[Start of SUPPLIED RECORDS]
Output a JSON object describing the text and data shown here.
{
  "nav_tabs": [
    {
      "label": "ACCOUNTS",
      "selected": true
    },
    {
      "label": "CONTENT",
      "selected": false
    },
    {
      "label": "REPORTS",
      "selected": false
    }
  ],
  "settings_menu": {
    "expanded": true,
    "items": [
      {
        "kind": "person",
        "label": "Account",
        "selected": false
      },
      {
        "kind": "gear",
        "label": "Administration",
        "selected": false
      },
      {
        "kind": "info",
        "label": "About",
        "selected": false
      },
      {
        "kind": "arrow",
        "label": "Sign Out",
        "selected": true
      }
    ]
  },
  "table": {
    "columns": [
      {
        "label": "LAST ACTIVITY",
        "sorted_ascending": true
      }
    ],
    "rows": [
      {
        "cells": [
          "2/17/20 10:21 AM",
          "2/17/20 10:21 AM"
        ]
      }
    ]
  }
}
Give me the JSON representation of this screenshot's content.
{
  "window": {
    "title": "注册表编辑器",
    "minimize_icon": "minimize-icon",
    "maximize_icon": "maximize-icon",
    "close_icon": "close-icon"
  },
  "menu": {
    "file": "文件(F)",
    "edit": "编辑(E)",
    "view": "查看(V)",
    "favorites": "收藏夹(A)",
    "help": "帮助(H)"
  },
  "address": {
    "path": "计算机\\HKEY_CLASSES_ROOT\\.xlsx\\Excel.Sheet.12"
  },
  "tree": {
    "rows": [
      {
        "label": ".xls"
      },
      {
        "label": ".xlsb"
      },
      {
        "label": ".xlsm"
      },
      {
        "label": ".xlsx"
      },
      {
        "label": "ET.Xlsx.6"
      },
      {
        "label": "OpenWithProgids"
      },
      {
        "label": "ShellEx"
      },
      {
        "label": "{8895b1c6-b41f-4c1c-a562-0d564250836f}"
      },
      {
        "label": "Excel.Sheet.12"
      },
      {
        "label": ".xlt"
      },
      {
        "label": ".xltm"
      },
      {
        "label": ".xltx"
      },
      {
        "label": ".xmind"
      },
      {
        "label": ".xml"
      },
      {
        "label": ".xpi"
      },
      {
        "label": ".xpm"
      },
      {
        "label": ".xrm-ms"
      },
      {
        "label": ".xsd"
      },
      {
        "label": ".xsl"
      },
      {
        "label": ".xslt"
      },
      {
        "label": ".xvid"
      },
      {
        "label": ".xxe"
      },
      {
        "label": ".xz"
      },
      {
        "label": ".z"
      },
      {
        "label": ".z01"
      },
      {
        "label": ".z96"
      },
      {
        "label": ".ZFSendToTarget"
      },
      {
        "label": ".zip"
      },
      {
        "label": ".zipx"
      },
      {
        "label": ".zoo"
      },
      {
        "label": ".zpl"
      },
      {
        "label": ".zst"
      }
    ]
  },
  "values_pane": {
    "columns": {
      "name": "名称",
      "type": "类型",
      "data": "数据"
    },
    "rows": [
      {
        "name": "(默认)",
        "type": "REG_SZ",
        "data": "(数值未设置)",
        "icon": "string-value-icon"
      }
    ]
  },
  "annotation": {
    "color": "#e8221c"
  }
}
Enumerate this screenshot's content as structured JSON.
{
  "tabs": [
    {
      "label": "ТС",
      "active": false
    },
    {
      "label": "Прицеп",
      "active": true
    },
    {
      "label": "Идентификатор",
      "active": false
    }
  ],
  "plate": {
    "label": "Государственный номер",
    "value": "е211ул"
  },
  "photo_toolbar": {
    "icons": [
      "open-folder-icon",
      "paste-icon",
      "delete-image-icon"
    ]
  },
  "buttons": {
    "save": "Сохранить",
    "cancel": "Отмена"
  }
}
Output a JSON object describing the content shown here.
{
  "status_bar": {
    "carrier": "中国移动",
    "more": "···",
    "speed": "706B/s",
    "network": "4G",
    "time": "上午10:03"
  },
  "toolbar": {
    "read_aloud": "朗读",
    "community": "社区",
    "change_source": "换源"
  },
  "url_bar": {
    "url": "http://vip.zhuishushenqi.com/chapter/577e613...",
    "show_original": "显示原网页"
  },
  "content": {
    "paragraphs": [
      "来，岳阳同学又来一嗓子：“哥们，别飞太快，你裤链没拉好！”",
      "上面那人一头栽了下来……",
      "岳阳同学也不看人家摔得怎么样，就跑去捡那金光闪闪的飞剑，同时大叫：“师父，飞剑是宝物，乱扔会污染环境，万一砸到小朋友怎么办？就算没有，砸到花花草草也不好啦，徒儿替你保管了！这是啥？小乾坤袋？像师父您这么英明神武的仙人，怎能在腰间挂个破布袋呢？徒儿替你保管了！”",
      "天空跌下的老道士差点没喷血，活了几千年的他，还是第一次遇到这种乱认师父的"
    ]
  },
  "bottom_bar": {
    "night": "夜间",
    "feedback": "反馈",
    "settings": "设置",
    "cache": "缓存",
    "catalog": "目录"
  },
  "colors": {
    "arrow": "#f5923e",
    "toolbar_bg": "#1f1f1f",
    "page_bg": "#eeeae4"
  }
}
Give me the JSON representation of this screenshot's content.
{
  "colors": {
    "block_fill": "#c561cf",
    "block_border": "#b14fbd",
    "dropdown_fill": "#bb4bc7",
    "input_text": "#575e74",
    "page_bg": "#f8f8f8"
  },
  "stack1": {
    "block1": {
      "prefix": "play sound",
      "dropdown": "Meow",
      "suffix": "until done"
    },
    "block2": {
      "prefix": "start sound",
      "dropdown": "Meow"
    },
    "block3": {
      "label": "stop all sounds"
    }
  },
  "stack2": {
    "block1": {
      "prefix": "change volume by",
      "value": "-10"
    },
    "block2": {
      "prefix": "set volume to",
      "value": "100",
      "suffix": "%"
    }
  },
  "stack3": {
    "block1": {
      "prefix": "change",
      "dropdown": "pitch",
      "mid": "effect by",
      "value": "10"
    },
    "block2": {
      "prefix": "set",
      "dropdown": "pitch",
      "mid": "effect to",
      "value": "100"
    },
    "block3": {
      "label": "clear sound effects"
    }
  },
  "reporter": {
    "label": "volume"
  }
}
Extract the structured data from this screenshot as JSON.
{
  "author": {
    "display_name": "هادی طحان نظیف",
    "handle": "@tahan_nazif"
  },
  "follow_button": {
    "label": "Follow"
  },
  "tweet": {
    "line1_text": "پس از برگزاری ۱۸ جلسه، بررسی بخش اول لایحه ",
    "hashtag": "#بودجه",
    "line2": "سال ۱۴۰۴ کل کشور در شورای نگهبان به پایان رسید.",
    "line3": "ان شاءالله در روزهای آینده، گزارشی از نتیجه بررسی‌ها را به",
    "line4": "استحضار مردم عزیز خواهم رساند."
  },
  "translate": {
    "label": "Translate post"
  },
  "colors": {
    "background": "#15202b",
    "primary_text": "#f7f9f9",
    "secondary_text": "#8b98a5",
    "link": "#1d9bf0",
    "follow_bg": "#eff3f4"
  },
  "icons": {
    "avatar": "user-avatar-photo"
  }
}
[End of SUPPLIED RECORDS]
§ **TASK DIRECTIONS**: Pick out and copy the lines of the entries that hold the string "JSON".

§ **CORRECT ANSWER**:
Output a JSON object describing the text and data shown here.
Give me the JSON representation of this screenshot's content.
Enumerate this screenshot's content as structured JSON.
Output a JSON object describing the content shown here.
Give me the JSON representation of this screenshot's content.
Extract the structured data from this screenshot as JSON.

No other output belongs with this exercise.